-- Extracts from a graphics dataset --
══════

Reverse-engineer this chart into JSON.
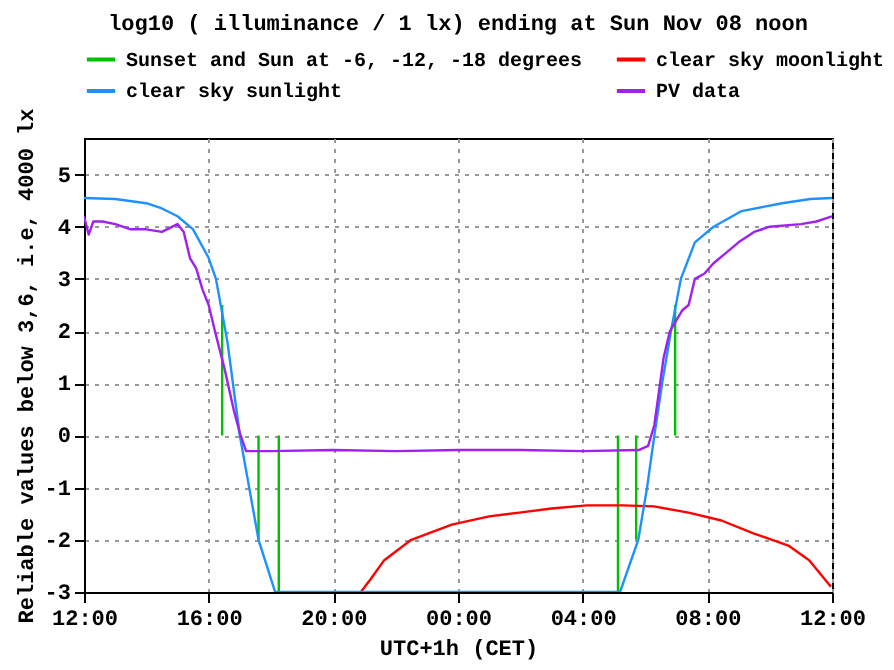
{
  "chart_data": {
    "type": "line",
    "title": "log10 ( illuminance / 1 lx) ending at Sun Nov 08 noon",
    "xlabel": "UTC+1h (CET)",
    "ylabel": "Reliable values below 3,6, i.e, 4000 lx",
    "xlim": [
      "--11-07T12:00",
      "--11-08T12:00"
    ],
    "xticks": [
      {
        "value": "--11-07T12:00",
        "label": "12:00"
      },
      {
        "value": "--11-07T16:00",
        "label": "16:00"
      },
      {
        "value": "--11-07T20:00",
        "label": "20:00"
      },
      {
        "value": "--11-08T00:00",
        "label": "00:00"
      },
      {
        "value": "--11-08T04:00",
        "label": "04:00"
      },
      {
        "value": "--11-08T08:00",
        "label": "08:00"
      },
      {
        "value": "--11-08T12:00",
        "label": "12:00"
      }
    ],
    "ylim": [
      -3,
      5.7
    ],
    "yticks": [
      -3,
      -2,
      -1,
      0,
      1,
      2,
      3,
      4,
      5
    ],
    "grid": true,
    "legend": "top",
    "line_style": "solid",
    "series": [
      {
        "name": "Sunset and Sun at -6, -12, -18 degrees",
        "color": "#00c000",
        "x": [
          "--11-07T16:26",
          "--11-07T16:26",
          null,
          "--11-07T17:36",
          "--11-07T17:36",
          null,
          "--11-07T18:15",
          "--11-07T18:15",
          null,
          "--11-08T05:08",
          "--11-08T05:08",
          null,
          "--11-08T05:43",
          "--11-08T05:43",
          null,
          "--11-08T06:58",
          "--11-08T06:58"
        ],
        "values": [
          0,
          2.5,
          null,
          0,
          -2,
          null,
          0,
          -3,
          null,
          0,
          -3,
          null,
          0,
          -2,
          null,
          0,
          2.5
        ]
      },
      {
        "name": "clear sky moonlight",
        "color": "#ff0000",
        "x": [
          "--11-07T20:53",
          "--11-07T21:12",
          "--11-07T21:38",
          "--11-07T22:30",
          "--11-07T23:48",
          "--11-08T01:00",
          "--11-08T01:58",
          "--11-08T03:00",
          "--11-08T04:08",
          "--11-08T05:18",
          "--11-08T06:17",
          "--11-08T07:24",
          "--11-08T08:27",
          "--11-08T09:30",
          "--11-08T10:36",
          "--11-08T11:16",
          "--11-08T11:58"
        ],
        "values": [
          -3,
          -2.75,
          -2.39,
          -2.0,
          -1.71,
          -1.55,
          -1.48,
          -1.4,
          -1.34,
          -1.34,
          -1.36,
          -1.48,
          -1.63,
          -1.88,
          -2.11,
          -2.39,
          -2.9
        ]
      },
      {
        "name": "clear sky sunlight",
        "color": "#1e90ff",
        "x": [
          "--11-07T12:00",
          "--11-07T13:00",
          "--11-07T14:00",
          "--11-07T14:30",
          "--11-07T15:00",
          "--11-07T15:30",
          "--11-07T16:00",
          "--11-07T16:14",
          "--11-07T16:36",
          "--11-07T17:00",
          "--11-07T17:18",
          "--11-07T17:36",
          "--11-07T18:08",
          "--11-08T05:12",
          "--11-08T05:47",
          "--11-08T06:04",
          "--11-08T06:18",
          "--11-08T06:33",
          "--11-08T06:50",
          "--11-08T07:09",
          "--11-08T07:36",
          "--11-08T08:12",
          "--11-08T09:06",
          "--11-08T10:24",
          "--11-08T11:18",
          "--11-08T12:00"
        ],
        "values": [
          4.55,
          4.53,
          4.45,
          4.35,
          4.2,
          3.95,
          3.4,
          3,
          1.8,
          0,
          -1,
          -2,
          -3,
          -3,
          -2,
          -1,
          0,
          1,
          2,
          3,
          3.7,
          4,
          4.3,
          4.45,
          4.53,
          4.55
        ]
      },
      {
        "name": "PV data",
        "color": "#a020f0",
        "x": [
          "--11-07T12:00",
          "--11-07T12:09",
          "--11-07T12:18",
          "--11-07T12:36",
          "--11-07T13:00",
          "--11-07T13:30",
          "--11-07T14:00",
          "--11-07T14:30",
          "--11-07T15:00",
          "--11-07T15:12",
          "--11-07T15:24",
          "--11-07T15:36",
          "--11-07T15:48",
          "--11-07T16:00",
          "--11-07T16:12",
          "--11-07T16:30",
          "--11-07T16:48",
          "--11-07T17:00",
          "--11-07T17:12",
          "--11-07T18:00",
          "--11-07T20:00",
          "--11-07T22:00",
          "--11-08T00:00",
          "--11-08T02:00",
          "--11-08T04:00",
          "--11-08T05:48",
          "--11-08T06:06",
          "--11-08T06:18",
          "--11-08T06:36",
          "--11-08T06:48",
          "--11-08T07:00",
          "--11-08T07:12",
          "--11-08T07:24",
          "--11-08T07:36",
          "--11-08T07:54",
          "--11-08T08:12",
          "--11-08T08:36",
          "--11-08T09:00",
          "--11-08T09:30",
          "--11-08T10:00",
          "--11-08T11:00",
          "--11-08T11:30",
          "--11-08T12:00"
        ],
        "values": [
          4.2,
          3.85,
          4.1,
          4.1,
          4.05,
          3.95,
          3.95,
          3.9,
          4.05,
          3.9,
          3.4,
          3.2,
          2.8,
          2.5,
          2.0,
          1.3,
          0.5,
          0.05,
          -0.3,
          -0.3,
          -0.28,
          -0.3,
          -0.28,
          -0.28,
          -0.3,
          -0.28,
          -0.2,
          0.2,
          1.5,
          2.0,
          2.2,
          2.4,
          2.5,
          3.0,
          3.1,
          3.3,
          3.5,
          3.7,
          3.9,
          4.0,
          4.05,
          4.1,
          4.2
        ]
      }
    ]
  }
}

══════

-- DESCRIPTION OF THE TASK --
Which lines of the data above contain "clear"? Copy each one.

-- FULL ANSWER --
        "name": "clear sky moonlight",
        "name": "clear sky sunlight",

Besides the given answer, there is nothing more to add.